WHAT THIS TASK INVOLVES
Output each entry verbatim and exclude every picture from it.

┌────────

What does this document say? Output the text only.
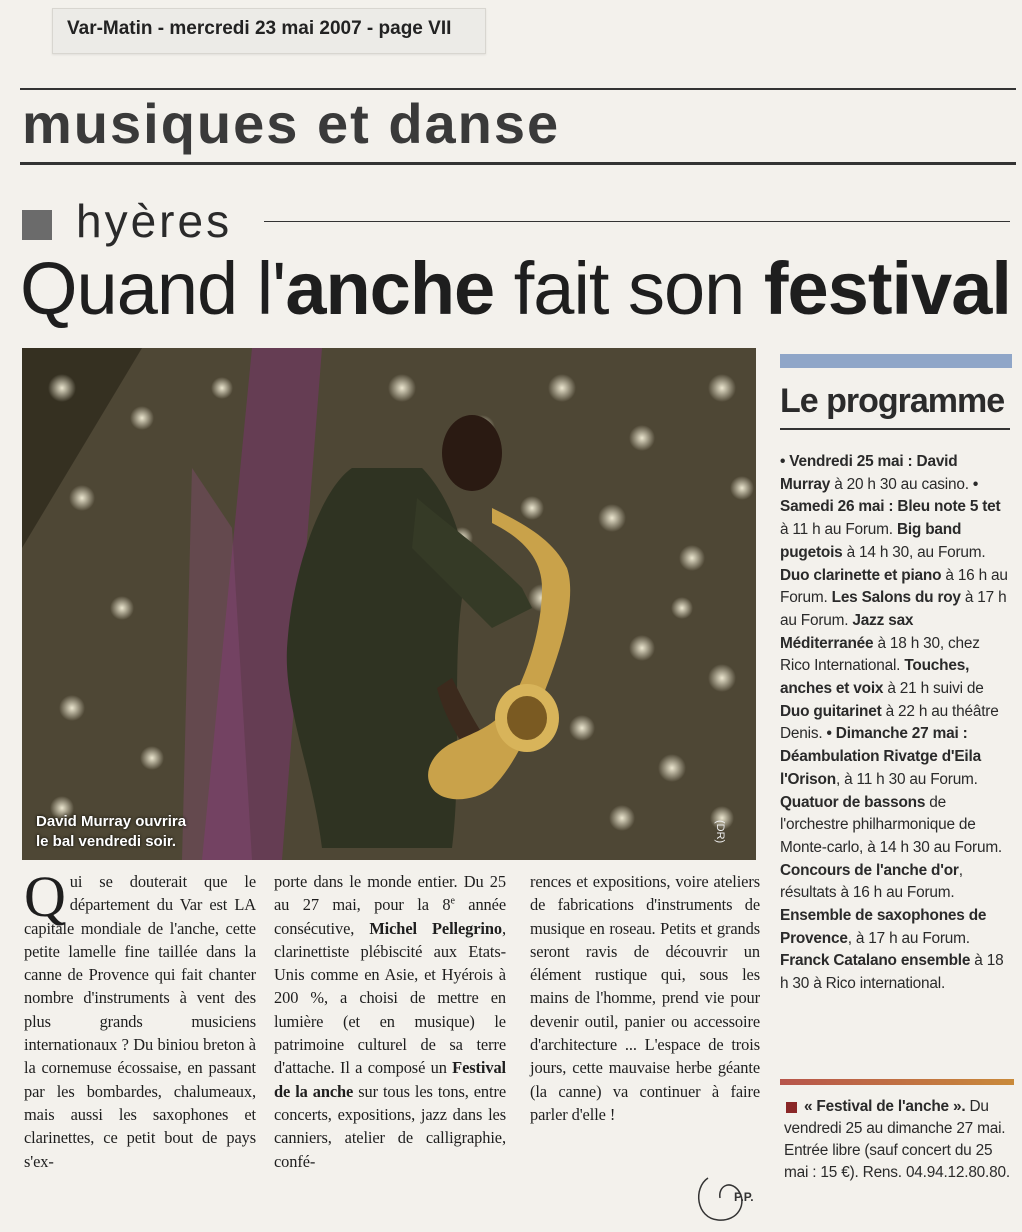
Var-Matin - mercredi 23 mai 2007 - page VII
musiques et danse
hyères
Quand l'anche fait son festival
David Murray ouvrira
le bal vendredi soir.	(DR)
Le programme
• Vendredi 25 mai : David Murray à 20 h 30 au casino. • Samedi 26 mai : Bleu note 5 tet à 11 h au Forum. Big band pugetois à 14 h 30, au Forum. Duo clarinette et piano à 16 h au Forum. Les Salons du roy à 17 h au Forum. Jazz sax Méditerranée à 18 h 30, chez Rico International. Touches, anches et voix à 21 h suivi de Duo guitarinet à 22 h au théâtre Denis. • Dimanche 27 mai : Déambulation Rivatge d'Eila l'Orison, à 11 h 30 au Forum. Quatuor de bassons de l'orchestre philharmonique de Monte-carlo, à 14 h 30 au Forum. Concours de l'anche d'or, résultats à 16 h au Forum. Ensemble de saxophones de Provence, à 17 h au Forum. Franck Catalano ensemble à 18 h 30 à Rico international.
« Festival de l'anche ». Du vendredi 25 au dimanche 27 mai. Entrée libre (sauf concert du 25 mai : 15 €). Rens. 04.94.12.80.80.
Qui se douterait que le département du Var est LA capitale mondiale de l'anche, cette petite lamelle fine taillée dans la canne de Provence qui fait chanter nombre d'instruments à vent des plus grands musiciens internationaux ? Du biniou breton à la cornemuse écossaise, en passant par les bombardes, chalumeaux, mais aussi les saxophones et clarinettes, ce petit bout de pays s'ex-
porte dans le monde entier. Du 25 au 27 mai, pour la 8e année consécutive, Michel Pellegrino, clarinettiste plébiscité aux Etats-Unis comme en Asie, et Hyérois à 200 %, a choisi de mettre en lumière (et en musique) le patrimoine culturel de sa terre d'attache. Il a composé un Festival de la anche sur tous les tons, entre concerts, expositions, jazz dans les canniers, atelier de calligraphie, confé-
rences et expositions, voire ateliers de fabrications d'instruments de musique en roseau. Petits et grands seront ravis de découvrir un élément rustique qui, sous les mains de l'homme, prend vie pour devenir outil, panier ou accessoire d'architecture ... L'espace de trois jours, cette mauvaise herbe géante (la canne) va continuer à faire parler d'elle !
P.P.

└────────

SOLVED EXERCISE
What does this document say? Output the text only.
Var-Matin - mercredi 23 mai 2007 - page VII
musiques et danse
hyères
Quand l'anche fait son festival
David Murray ouvrira
le bal vendredi soir.	(DR)
Le programme
• Vendredi 25 mai : David Murray à 20 h 30 au casino. • Samedi 26 mai : Bleu note 5 tet à 11 h au Forum. Big band pugetois à 14 h 30, au Forum. Duo clarinette et piano à 16 h au Forum. Les Salons du roy à 17 h au Forum. Jazz sax Méditerranée à 18 h 30, chez Rico International. Touches, anches et voix à 21 h suivi de Duo guitarinet à 22 h au théâtre Denis. • Dimanche 27 mai : Déambulation Rivatge d'Eila l'Orison, à 11 h 30 au Forum. Quatuor de bassons de l'orchestre philharmonique de Monte-carlo, à 14 h 30 au Forum. Concours de l'anche d'or, résultats à 16 h au Forum. Ensemble de saxophones de Provence, à 17 h au Forum. Franck Catalano ensemble à 18 h 30 à Rico international.
« Festival de l'anche ». Du vendredi 25 au dimanche 27 mai. Entrée libre (sauf concert du 25 mai : 15 €). Rens. 04.94.12.80.80.
Qui se douterait que le département du Var est LA capitale mondiale de l'anche, cette petite lamelle fine taillée dans la canne de Provence qui fait chanter nombre d'instruments à vent des plus grands musiciens internationaux ? Du biniou breton à la cornemuse écossaise, en passant par les bombardes, chalumeaux, mais aussi les saxophones et clarinettes, ce petit bout de pays s'ex-
porte dans le monde entier. Du 25 au 27 mai, pour la 8e année consécutive, Michel Pellegrino, clarinettiste plébiscité aux Etats-Unis comme en Asie, et Hyérois à 200 %, a choisi de mettre en lumière (et en musique) le patrimoine culturel de sa terre d'attache. Il a composé un Festival de la anche sur tous les tons, entre concerts, expositions, jazz dans les canniers, atelier de calligraphie, confé-
rences et expositions, voire ateliers de fabrications d'instruments de musique en roseau. Petits et grands seront ravis de découvrir un élément rustique qui, sous les mains de l'homme, prend vie pour devenir outil, panier ou accessoire d'architecture ... L'espace de trois jours, cette mauvaise herbe géante (la canne) va continuer à faire parler d'elle !
P.P.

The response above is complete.